--- BEGIN EXTRACTED INFORMATION ---

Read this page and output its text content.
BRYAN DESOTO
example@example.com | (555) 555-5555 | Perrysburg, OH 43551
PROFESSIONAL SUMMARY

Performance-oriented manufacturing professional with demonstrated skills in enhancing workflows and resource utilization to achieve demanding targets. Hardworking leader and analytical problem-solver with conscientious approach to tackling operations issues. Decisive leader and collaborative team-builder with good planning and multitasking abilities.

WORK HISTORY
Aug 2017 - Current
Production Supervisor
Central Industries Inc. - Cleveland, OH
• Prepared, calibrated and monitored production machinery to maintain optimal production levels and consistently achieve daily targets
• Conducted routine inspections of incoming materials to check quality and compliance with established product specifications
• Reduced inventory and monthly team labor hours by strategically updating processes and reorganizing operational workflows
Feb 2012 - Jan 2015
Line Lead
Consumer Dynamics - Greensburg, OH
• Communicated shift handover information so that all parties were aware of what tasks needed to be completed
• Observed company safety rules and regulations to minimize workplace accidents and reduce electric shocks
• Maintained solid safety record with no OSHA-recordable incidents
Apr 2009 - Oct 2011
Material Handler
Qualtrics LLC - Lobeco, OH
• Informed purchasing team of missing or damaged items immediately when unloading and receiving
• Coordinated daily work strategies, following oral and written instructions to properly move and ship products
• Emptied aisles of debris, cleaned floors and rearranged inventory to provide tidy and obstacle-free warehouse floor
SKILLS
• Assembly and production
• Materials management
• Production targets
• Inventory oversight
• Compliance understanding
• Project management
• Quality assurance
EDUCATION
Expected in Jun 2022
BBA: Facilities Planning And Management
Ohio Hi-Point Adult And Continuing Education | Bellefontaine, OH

--- END EXTRACTED INFORMATION ---

◆ WHAT THE EXERCISE ASKS ◆
Scan the records above, count the lines with "achieve" in them, and give only the number.

◆ OUTPUT FOR THIS TASK ◆
2